[Records that describe figures]

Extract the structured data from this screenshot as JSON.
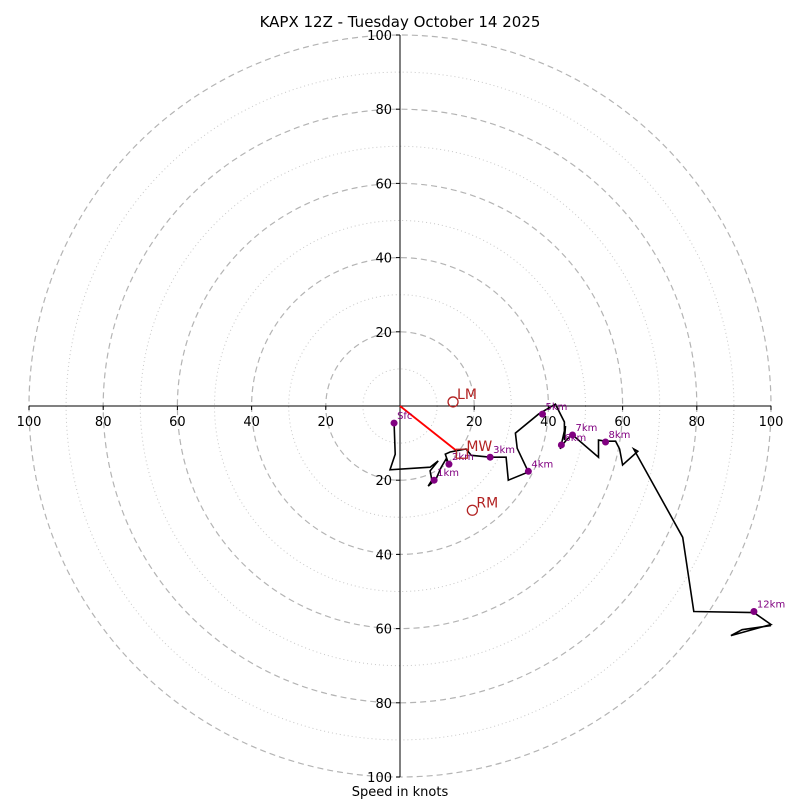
{
  "chart_data": {
    "type": "line",
    "subtype": "hodograph",
    "title": "KAPX 12Z - Tuesday October 14 2025",
    "xlabel": "Speed in knots",
    "ylabel": "",
    "range": [
      -100,
      100
    ],
    "ring_major": [
      20,
      40,
      60,
      80,
      100
    ],
    "ring_minor": [
      10,
      30,
      50,
      70,
      90
    ],
    "tick_labels_x": [
      "100",
      "80",
      "60",
      "40",
      "20",
      "20",
      "40",
      "60",
      "80",
      "100"
    ],
    "tick_values_x": [
      -100,
      -80,
      -60,
      -40,
      -20,
      20,
      40,
      60,
      80,
      100
    ],
    "tick_labels_y": [
      "100",
      "80",
      "60",
      "40",
      "20",
      "20",
      "40",
      "60",
      "80",
      "100"
    ],
    "tick_values_y": [
      100,
      80,
      60,
      40,
      20,
      -20,
      -40,
      -60,
      -80,
      -100
    ],
    "grid": true,
    "trace_color": "#000000",
    "marker_color": "#800080",
    "motion_color": "#b22222",
    "trace": [
      [
        -1.6,
        -4.6
      ],
      [
        -1.3,
        -13.0
      ],
      [
        -2.7,
        -17.2
      ],
      [
        8.1,
        -16.5
      ],
      [
        10.3,
        -14.8
      ],
      [
        8.1,
        -17.5
      ],
      [
        8.6,
        -20.0
      ],
      [
        7.6,
        -21.6
      ],
      [
        9.7,
        -19.7
      ],
      [
        11.1,
        -16.5
      ],
      [
        12.4,
        -14.3
      ],
      [
        13.2,
        -15.9
      ],
      [
        12.2,
        -13.0
      ],
      [
        13.5,
        -12.4
      ],
      [
        17.8,
        -11.6
      ],
      [
        19.2,
        -13.3
      ],
      [
        24.3,
        -13.8
      ],
      [
        28.6,
        -13.8
      ],
      [
        29.2,
        -20.0
      ],
      [
        34.6,
        -17.8
      ],
      [
        31.6,
        -11.4
      ],
      [
        31.1,
        -7.3
      ],
      [
        37.3,
        -2.2
      ],
      [
        41.9,
        0.5
      ],
      [
        44.3,
        -4.3
      ],
      [
        44.3,
        -9.2
      ],
      [
        44.6,
        -5.4
      ],
      [
        43.2,
        -11.6
      ],
      [
        43.5,
        -10.8
      ],
      [
        45.1,
        -8.9
      ],
      [
        46.5,
        -7.8
      ],
      [
        53.5,
        -13.8
      ],
      [
        53.5,
        -9.2
      ],
      [
        55.4,
        -9.5
      ],
      [
        58.1,
        -9.5
      ],
      [
        59.2,
        -11.6
      ],
      [
        60.0,
        -15.9
      ],
      [
        64.1,
        -12.2
      ],
      [
        63.0,
        -11.6
      ],
      [
        76.2,
        -35.4
      ],
      [
        79.2,
        -55.4
      ],
      [
        95.4,
        -55.7
      ],
      [
        100.0,
        -58.9
      ],
      [
        89.2,
        -61.9
      ],
      [
        92.2,
        -60.3
      ],
      [
        100.0,
        -59.2
      ]
    ],
    "markers": [
      {
        "label": "Sfc",
        "u": -1.6,
        "v": -4.6
      },
      {
        "label": "1km",
        "u": 9.2,
        "v": -20.0
      },
      {
        "label": "2km",
        "u": 13.2,
        "v": -15.7
      },
      {
        "label": "3km",
        "u": 24.3,
        "v": -13.8
      },
      {
        "label": "4km",
        "u": 34.6,
        "v": -17.6
      },
      {
        "label": "5km",
        "u": 38.4,
        "v": -2.2
      },
      {
        "label": "6km",
        "u": 43.5,
        "v": -10.5
      },
      {
        "label": "7km",
        "u": 46.5,
        "v": -7.8
      },
      {
        "label": "8km",
        "u": 55.4,
        "v": -9.7
      },
      {
        "label": "12km",
        "u": 95.4,
        "v": -55.4
      }
    ],
    "motion_points": [
      {
        "label": "LM",
        "u": 14.3,
        "v": 1.1
      },
      {
        "label": "RM",
        "u": 19.5,
        "v": -28.1
      },
      {
        "label": "MW",
        "u": 16.8,
        "v": -13.0
      }
    ],
    "mean_wind_vector": {
      "from": [
        0,
        0
      ],
      "to": [
        15.4,
        -12.2
      ]
    }
  }
}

_WORK TO BE COMPLETED_
Write every record out again exactly; no pictures belong in the copy.

_ANSWER_
Extract the structured data from this screenshot as JSON.
{
  "chart_data": {
    "type": "line",
    "subtype": "hodograph",
    "title": "KAPX 12Z - Tuesday October 14 2025",
    "xlabel": "Speed in knots",
    "ylabel": "",
    "range": [
      -100,
      100
    ],
    "ring_major": [
      20,
      40,
      60,
      80,
      100
    ],
    "ring_minor": [
      10,
      30,
      50,
      70,
      90
    ],
    "tick_labels_x": [
      "100",
      "80",
      "60",
      "40",
      "20",
      "20",
      "40",
      "60",
      "80",
      "100"
    ],
    "tick_values_x": [
      -100,
      -80,
      -60,
      -40,
      -20,
      20,
      40,
      60,
      80,
      100
    ],
    "tick_labels_y": [
      "100",
      "80",
      "60",
      "40",
      "20",
      "20",
      "40",
      "60",
      "80",
      "100"
    ],
    "tick_values_y": [
      100,
      80,
      60,
      40,
      20,
      -20,
      -40,
      -60,
      -80,
      -100
    ],
    "grid": true,
    "trace_color": "#000000",
    "marker_color": "#800080",
    "motion_color": "#b22222",
    "trace": [
      [
        -1.6,
        -4.6
      ],
      [
        -1.3,
        -13.0
      ],
      [
        -2.7,
        -17.2
      ],
      [
        8.1,
        -16.5
      ],
      [
        10.3,
        -14.8
      ],
      [
        8.1,
        -17.5
      ],
      [
        8.6,
        -20.0
      ],
      [
        7.6,
        -21.6
      ],
      [
        9.7,
        -19.7
      ],
      [
        11.1,
        -16.5
      ],
      [
        12.4,
        -14.3
      ],
      [
        13.2,
        -15.9
      ],
      [
        12.2,
        -13.0
      ],
      [
        13.5,
        -12.4
      ],
      [
        17.8,
        -11.6
      ],
      [
        19.2,
        -13.3
      ],
      [
        24.3,
        -13.8
      ],
      [
        28.6,
        -13.8
      ],
      [
        29.2,
        -20.0
      ],
      [
        34.6,
        -17.8
      ],
      [
        31.6,
        -11.4
      ],
      [
        31.1,
        -7.3
      ],
      [
        37.3,
        -2.2
      ],
      [
        41.9,
        0.5
      ],
      [
        44.3,
        -4.3
      ],
      [
        44.3,
        -9.2
      ],
      [
        44.6,
        -5.4
      ],
      [
        43.2,
        -11.6
      ],
      [
        43.5,
        -10.8
      ],
      [
        45.1,
        -8.9
      ],
      [
        46.5,
        -7.8
      ],
      [
        53.5,
        -13.8
      ],
      [
        53.5,
        -9.2
      ],
      [
        55.4,
        -9.5
      ],
      [
        58.1,
        -9.5
      ],
      [
        59.2,
        -11.6
      ],
      [
        60.0,
        -15.9
      ],
      [
        64.1,
        -12.2
      ],
      [
        63.0,
        -11.6
      ],
      [
        76.2,
        -35.4
      ],
      [
        79.2,
        -55.4
      ],
      [
        95.4,
        -55.7
      ],
      [
        100.0,
        -58.9
      ],
      [
        89.2,
        -61.9
      ],
      [
        92.2,
        -60.3
      ],
      [
        100.0,
        -59.2
      ]
    ],
    "markers": [
      {
        "label": "Sfc",
        "u": -1.6,
        "v": -4.6
      },
      {
        "label": "1km",
        "u": 9.2,
        "v": -20.0
      },
      {
        "label": "2km",
        "u": 13.2,
        "v": -15.7
      },
      {
        "label": "3km",
        "u": 24.3,
        "v": -13.8
      },
      {
        "label": "4km",
        "u": 34.6,
        "v": -17.6
      },
      {
        "label": "5km",
        "u": 38.4,
        "v": -2.2
      },
      {
        "label": "6km",
        "u": 43.5,
        "v": -10.5
      },
      {
        "label": "7km",
        "u": 46.5,
        "v": -7.8
      },
      {
        "label": "8km",
        "u": 55.4,
        "v": -9.7
      },
      {
        "label": "12km",
        "u": 95.4,
        "v": -55.4
      }
    ],
    "motion_points": [
      {
        "label": "LM",
        "u": 14.3,
        "v": 1.1
      },
      {
        "label": "RM",
        "u": 19.5,
        "v": -28.1
      },
      {
        "label": "MW",
        "u": 16.8,
        "v": -13.0
      }
    ],
    "mean_wind_vector": {
      "from": [
        0,
        0
      ],
      "to": [
        15.4,
        -12.2
      ]
    }
  }
}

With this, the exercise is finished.